(Rows from a layout dataset)
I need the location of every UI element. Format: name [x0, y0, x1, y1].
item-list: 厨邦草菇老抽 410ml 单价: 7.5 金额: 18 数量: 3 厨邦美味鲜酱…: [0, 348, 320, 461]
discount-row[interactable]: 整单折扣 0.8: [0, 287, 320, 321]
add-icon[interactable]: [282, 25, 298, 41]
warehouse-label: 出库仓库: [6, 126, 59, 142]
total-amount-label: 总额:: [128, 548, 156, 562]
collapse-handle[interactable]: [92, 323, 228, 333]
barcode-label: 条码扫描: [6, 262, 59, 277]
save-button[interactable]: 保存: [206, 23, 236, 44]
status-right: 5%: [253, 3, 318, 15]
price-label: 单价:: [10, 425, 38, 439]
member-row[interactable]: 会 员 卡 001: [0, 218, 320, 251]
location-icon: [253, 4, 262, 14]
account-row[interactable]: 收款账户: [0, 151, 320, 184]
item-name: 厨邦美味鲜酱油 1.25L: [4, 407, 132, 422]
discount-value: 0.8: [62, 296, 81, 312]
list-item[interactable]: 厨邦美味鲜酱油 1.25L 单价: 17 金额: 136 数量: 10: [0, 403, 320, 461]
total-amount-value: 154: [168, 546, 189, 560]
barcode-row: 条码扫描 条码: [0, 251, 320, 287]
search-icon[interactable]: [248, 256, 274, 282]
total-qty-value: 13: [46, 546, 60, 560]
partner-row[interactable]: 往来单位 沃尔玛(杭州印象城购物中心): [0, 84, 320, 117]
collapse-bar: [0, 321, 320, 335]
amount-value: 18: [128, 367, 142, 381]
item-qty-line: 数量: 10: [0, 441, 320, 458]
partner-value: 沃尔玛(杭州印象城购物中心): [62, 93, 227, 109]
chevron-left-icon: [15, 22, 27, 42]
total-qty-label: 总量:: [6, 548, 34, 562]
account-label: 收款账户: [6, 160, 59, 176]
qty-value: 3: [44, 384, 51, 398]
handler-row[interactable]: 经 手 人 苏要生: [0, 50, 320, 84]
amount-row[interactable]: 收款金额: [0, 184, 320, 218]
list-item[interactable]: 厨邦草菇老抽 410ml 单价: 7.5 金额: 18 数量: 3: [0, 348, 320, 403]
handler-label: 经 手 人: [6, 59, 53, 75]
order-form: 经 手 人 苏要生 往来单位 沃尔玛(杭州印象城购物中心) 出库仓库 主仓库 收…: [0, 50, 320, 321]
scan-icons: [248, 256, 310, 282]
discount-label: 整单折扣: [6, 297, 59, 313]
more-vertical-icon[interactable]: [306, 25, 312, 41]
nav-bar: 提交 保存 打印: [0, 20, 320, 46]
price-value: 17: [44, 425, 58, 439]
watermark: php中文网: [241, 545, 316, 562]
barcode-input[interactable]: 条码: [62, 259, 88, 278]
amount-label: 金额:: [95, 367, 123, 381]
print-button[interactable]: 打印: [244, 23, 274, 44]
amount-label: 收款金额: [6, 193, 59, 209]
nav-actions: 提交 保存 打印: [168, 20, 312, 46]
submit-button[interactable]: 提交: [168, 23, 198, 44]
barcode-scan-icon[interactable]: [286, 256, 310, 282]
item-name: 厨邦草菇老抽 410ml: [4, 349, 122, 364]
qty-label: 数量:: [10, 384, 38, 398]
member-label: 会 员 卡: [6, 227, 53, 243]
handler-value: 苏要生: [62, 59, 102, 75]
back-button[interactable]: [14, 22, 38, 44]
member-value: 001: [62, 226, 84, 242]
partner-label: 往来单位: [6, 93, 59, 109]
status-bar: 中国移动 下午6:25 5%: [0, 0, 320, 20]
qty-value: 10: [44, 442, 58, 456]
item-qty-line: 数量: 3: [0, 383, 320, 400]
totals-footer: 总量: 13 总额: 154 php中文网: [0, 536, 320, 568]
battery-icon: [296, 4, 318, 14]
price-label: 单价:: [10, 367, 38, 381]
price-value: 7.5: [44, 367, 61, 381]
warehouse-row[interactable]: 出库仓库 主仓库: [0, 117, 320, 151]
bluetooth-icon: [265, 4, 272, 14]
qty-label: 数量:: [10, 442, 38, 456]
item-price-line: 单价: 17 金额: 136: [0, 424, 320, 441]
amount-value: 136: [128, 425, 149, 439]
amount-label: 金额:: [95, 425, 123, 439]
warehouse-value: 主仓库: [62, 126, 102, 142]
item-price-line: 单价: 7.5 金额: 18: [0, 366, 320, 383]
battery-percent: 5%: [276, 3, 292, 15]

# EXERCISE DIRECTIONS:
Retype every line of the entries above, leaving each one unchanged.

# COMPLETED TASK:
I need the location of every UI element. Format: name [x0, y0, x1, y1].
item-list: 厨邦草菇老抽 410ml 单价: 7.5 金额: 18 数量: 3 厨邦美味鲜酱…: [0, 348, 320, 461]
discount-row[interactable]: 整单折扣 0.8: [0, 287, 320, 321]
add-icon[interactable]: [282, 25, 298, 41]
warehouse-label: 出库仓库: [6, 126, 59, 142]
total-amount-label: 总额:: [128, 548, 156, 562]
collapse-handle[interactable]: [92, 323, 228, 333]
barcode-label: 条码扫描: [6, 262, 59, 277]
save-button[interactable]: 保存: [206, 23, 236, 44]
status-right: 5%: [253, 3, 318, 15]
price-label: 单价:: [10, 425, 38, 439]
member-row[interactable]: 会 员 卡 001: [0, 218, 320, 251]
location-icon: [253, 4, 262, 14]
account-row[interactable]: 收款账户: [0, 151, 320, 184]
item-name: 厨邦美味鲜酱油 1.25L: [4, 407, 132, 422]
discount-value: 0.8: [62, 296, 81, 312]
list-item[interactable]: 厨邦美味鲜酱油 1.25L 单价: 17 金额: 136 数量: 10: [0, 403, 320, 461]
total-amount-value: 154: [168, 546, 189, 560]
barcode-row: 条码扫描 条码: [0, 251, 320, 287]
search-icon[interactable]: [248, 256, 274, 282]
total-qty-value: 13: [46, 546, 60, 560]
partner-row[interactable]: 往来单位 沃尔玛(杭州印象城购物中心): [0, 84, 320, 117]
collapse-bar: [0, 321, 320, 335]
amount-value: 18: [128, 367, 142, 381]
item-qty-line: 数量: 10: [0, 441, 320, 458]
partner-value: 沃尔玛(杭州印象城购物中心): [62, 93, 227, 109]
chevron-left-icon: [15, 22, 27, 42]
total-qty-label: 总量:: [6, 548, 34, 562]
account-label: 收款账户: [6, 160, 59, 176]
qty-value: 3: [44, 384, 51, 398]
handler-row[interactable]: 经 手 人 苏要生: [0, 50, 320, 84]
amount-row[interactable]: 收款金额: [0, 184, 320, 218]
list-item[interactable]: 厨邦草菇老抽 410ml 单价: 7.5 金额: 18 数量: 3: [0, 348, 320, 403]
handler-label: 经 手 人: [6, 59, 53, 75]
order-form: 经 手 人 苏要生 往来单位 沃尔玛(杭州印象城购物中心) 出库仓库 主仓库 收…: [0, 50, 320, 321]
scan-icons: [248, 256, 310, 282]
discount-label: 整单折扣: [6, 297, 59, 313]
more-vertical-icon[interactable]: [306, 25, 312, 41]
nav-bar: 提交 保存 打印: [0, 20, 320, 46]
price-value: 17: [44, 425, 58, 439]
watermark: php中文网: [241, 545, 316, 562]
barcode-input[interactable]: 条码: [62, 259, 88, 278]
amount-label: 金额:: [95, 367, 123, 381]
print-button[interactable]: 打印: [244, 23, 274, 44]
amount-label: 收款金额: [6, 193, 59, 209]
nav-actions: 提交 保存 打印: [168, 20, 312, 46]
submit-button[interactable]: 提交: [168, 23, 198, 44]
barcode-scan-icon[interactable]: [286, 256, 310, 282]
item-name: 厨邦草菇老抽 410ml: [4, 349, 122, 364]
qty-label: 数量:: [10, 384, 38, 398]
member-label: 会 员 卡: [6, 227, 53, 243]
handler-value: 苏要生: [62, 59, 102, 75]
back-button[interactable]: [14, 22, 38, 44]
member-value: 001: [62, 226, 84, 242]
partner-label: 往来单位: [6, 93, 59, 109]
status-bar: 中国移动 下午6:25 5%: [0, 0, 320, 20]
qty-value: 10: [44, 442, 58, 456]
item-qty-line: 数量: 3: [0, 383, 320, 400]
totals-footer: 总量: 13 总额: 154 php中文网: [0, 536, 320, 568]
battery-icon: [296, 4, 318, 14]
price-label: 单价:: [10, 367, 38, 381]
price-value: 7.5: [44, 367, 61, 381]
warehouse-row[interactable]: 出库仓库 主仓库: [0, 117, 320, 151]
bluetooth-icon: [265, 4, 272, 14]
qty-label: 数量:: [10, 442, 38, 456]
item-price-line: 单价: 17 金额: 136: [0, 424, 320, 441]
amount-value: 136: [128, 425, 149, 439]
amount-label: 金额:: [95, 425, 123, 439]
warehouse-value: 主仓库: [62, 126, 102, 142]
item-price-line: 单价: 7.5 金额: 18: [0, 366, 320, 383]
battery-percent: 5%: [276, 3, 292, 15]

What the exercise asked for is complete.